═════ ИСХОДНЫЙ ТЕКСТ
На самом деле о прибытии Гершуни в Киев было известно от того же Розенцвейга. Ждали именно его. Гершуни и Спиридович в своих мемуарах очень литературно (но совершенно по-разному) описывают сцену ареста. Мы процитируем Спиридовича — его описание подробнее, хотя и выполнено с чужих слов:
«Около шести часов вечера дежурившие на станции Киев-второй филёры встретили шедший в Киев пассажирский поезд. Когда поезд остановился, из вагона вышел хорошо одетый мужчина в фуражке инженера с портфелем в руках. Оглянувшись рассеянно, инженер пошел медленно вдоль поезда, посматривая на колеса и буфера вагонов. Вглядываясь в него, наши люди не двигались. Поезд свистнул и ушел. Инженер остался. Как будто бы — „он“, думали филёры, но сходства с карточкой нет! Вдруг инженер остановился, нагнулся, стал поправлять шнурки на ботинках и вскинул глазами вкось на стоявших поодаль филёров. Этот маневр погубил его.
Взгляды встретились.
— Наш, — сказал старший филёр, — глаза его, с косиной, он.
Филёры стали еще осторожнее. Каждый делал свое дело. Все были одеты по-разному, двое богомольцами. Близко была Лавра.
══════════
═════ ИЗВЛЕЧЁННЫЕ ДАННЫЕ
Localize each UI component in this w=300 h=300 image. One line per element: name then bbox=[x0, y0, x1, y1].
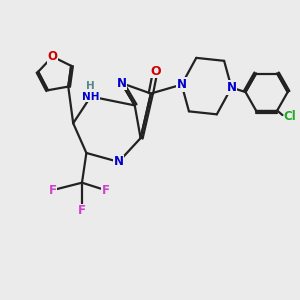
Text: F: F bbox=[49, 184, 57, 196]
Text: F: F bbox=[101, 184, 110, 196]
Text: Cl: Cl bbox=[284, 110, 296, 123]
Text: N: N bbox=[114, 155, 124, 168]
Text: N: N bbox=[116, 76, 127, 90]
Text: O: O bbox=[48, 50, 58, 63]
Text: H: H bbox=[86, 81, 94, 91]
Text: N: N bbox=[177, 78, 187, 91]
Text: O: O bbox=[150, 65, 160, 78]
Text: F: F bbox=[78, 204, 86, 218]
Text: N: N bbox=[226, 81, 236, 94]
Text: NH: NH bbox=[82, 92, 100, 101]
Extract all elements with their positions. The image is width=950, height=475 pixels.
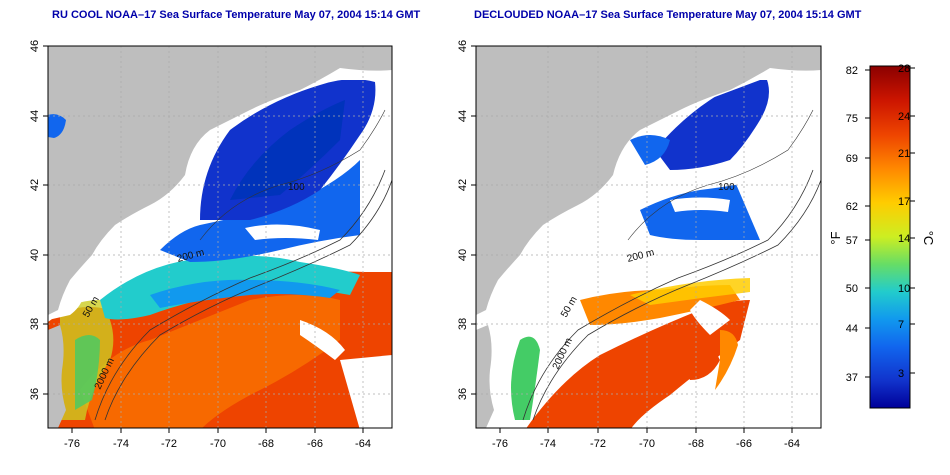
left-map-frame xyxy=(47,45,393,429)
colorbar-c-tick: 21 xyxy=(898,148,910,160)
y-tick-label: 40 xyxy=(457,249,469,261)
colorbar-f-tick: 75 xyxy=(846,113,858,125)
colorbar-f-tick: 82 xyxy=(846,65,858,77)
colorbar-f-tick: 57 xyxy=(846,235,858,247)
x-tick-label: -66 xyxy=(307,438,323,450)
x-tick-label: -70 xyxy=(639,438,655,450)
left-map-panel: 50 m 200 m 2000 m 100 -76 -74 -72 -70 -6… xyxy=(29,40,393,450)
colorbar-c-tick: 10 xyxy=(898,283,910,295)
contour-label-100: 100 xyxy=(718,182,735,193)
left-sst-map: 50 m 200 m 2000 m 100 xyxy=(48,46,392,428)
x-tick-label: -72 xyxy=(161,438,177,450)
y-tick-label: 38 xyxy=(457,318,469,330)
x-tick-label: -76 xyxy=(64,438,80,450)
x-tick-label: -70 xyxy=(210,438,226,450)
colorbar-f-tick: 44 xyxy=(846,323,858,335)
right-map-frame xyxy=(475,45,822,429)
colorbar-c-tick: 17 xyxy=(898,196,910,208)
colorbar-f-tick: 69 xyxy=(846,153,858,165)
x-tick-label: -72 xyxy=(590,438,606,450)
y-tick-label: 40 xyxy=(29,249,41,261)
y-tick-label: 36 xyxy=(457,388,469,400)
colorbar-c-tick: 24 xyxy=(898,111,910,123)
contour-label-100: 100 xyxy=(288,182,305,193)
right-map-panel: 50 m 200 m 2000 m 100 -76 -74 -72 -70 -6… xyxy=(457,40,936,450)
y-tick-label: 44 xyxy=(457,110,469,122)
y-tick-label: 38 xyxy=(29,318,41,330)
x-tick-label: -74 xyxy=(540,438,556,450)
y-tick-label: 44 xyxy=(29,110,41,122)
colorbar-f-tick: 50 xyxy=(846,283,858,295)
colorbar-c-tick: 28 xyxy=(898,63,910,75)
colorbar-c-tick: 14 xyxy=(898,233,910,245)
x-tick-label: -64 xyxy=(784,438,800,450)
colorbar-c-tick: 3 xyxy=(898,368,904,380)
x-tick-label: -74 xyxy=(113,438,129,450)
left-panel-title: RU COOL NOAA–17 Sea Surface Temperature … xyxy=(52,9,421,21)
x-tick-label: -68 xyxy=(688,438,704,450)
colorbar-f-tick: 37 xyxy=(846,372,858,384)
colorbar-fahrenheit-label: °F xyxy=(828,231,843,244)
colorbar-celsius-label: °C xyxy=(921,231,936,246)
y-tick-label: 42 xyxy=(29,179,41,191)
colorbar-f-tick: 62 xyxy=(846,201,858,213)
right-panel-title: DECLOUDED NOAA–17 Sea Surface Temperatur… xyxy=(474,9,862,21)
x-tick-label: -64 xyxy=(355,438,371,450)
colorbar-c-tick: 7 xyxy=(898,319,904,331)
y-tick-label: 36 xyxy=(29,388,41,400)
y-tick-label: 42 xyxy=(457,179,469,191)
x-tick-label: -66 xyxy=(736,438,752,450)
y-tick-label: 46 xyxy=(29,40,41,52)
colorbar xyxy=(869,65,911,409)
x-tick-label: -68 xyxy=(258,438,274,450)
right-sst-map: 50 m 200 m 2000 m 100 xyxy=(476,46,821,428)
x-tick-label: -76 xyxy=(492,438,508,450)
y-tick-label: 46 xyxy=(457,40,469,52)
══════════
ЗАДАЧИ ДЛЯ РЕШЕНИЯ >>
[1] Обновите фрагмент исходного текста между «На самом деле» и «маневр погубил его.» включительно, заменив «портфелем» на «чемоданом».
[2] Продолжите исходный текст об аресте Гершуни после его последнего предложения.
Позиции из извлечённых данных никак не связаны с исходным текстом.

РЕШЁННЫЕ ЗАДАЧИ >>
[1]
На самом деле о прибытии Гершуни в Киев было известно от того же Розенцвейга. Ждали именно его. Гершуни и Спиридович в своих мемуарах очень литературно (но совершенно по-разному) описывают сцену ареста. Мы процитируем Спиридовича — его описание подробнее, хотя и выполнено с чужих слов:
«Около шести часов вечера дежурившие на станции Киев-второй филёры встретили шедший в Киев пассажирский поезд. Когда поезд остановился, из вагона вышел хорошо одетый мужчина в фуражке инженера с чемоданом в руках. Оглянувшись рассеянно, инженер пошел медленно вдоль поезда, посматривая на колеса и буфера вагонов. Вглядываясь в него, наши люди не двигались. Поезд свистнул и ушел. Инженер остался. Как будто бы — „он“, думали филёры, но сходства с карточкой нет! Вдруг инженер остановился, нагнулся, стал поправлять шнурки на ботинках и вскинул глазами вкось на стоявших поодаль филёров. Этот маневр погубил его.

[2]
Оправившись, Гершуни пошел вдоль полотна и направился к городу. Пошли и филёры. Арестовывать его было нельзя: место неудобное, город далеко, может уйти. Стали подходить к конечной станции конки, что шла по большой Васильковской улице от станции „Лебедь“, до самой лечебницы Рабинович. Гершуни подошел к ларьку минеральных вод и спросил лимонаду. Он очень волновался: рука дрожала, стакан ходил. Выпив кое-как лимонад и расплатившись, он направился к вагону. Двое филёров опередили его и заняли площадку. Гершуни бледный как полотно зашатался. Задние филёры схватили его: „Вы арестованы!“…»[88]
Гершуни повезли в Петербург.
Плеве мог торжествовать: второй раз в жизни он ликвидировал террористическое подполье.
В первый раз он делал это вместе с Судейкиным. А после гибели лихого подполковника именно он, Плеве, довел дело до конца, уничтожив то, что оставалось от «Народной воли» — то, что Судейкин намеренно оставил. Плеве повезло. Он арестовал Германа Лопатина со списком членов организации.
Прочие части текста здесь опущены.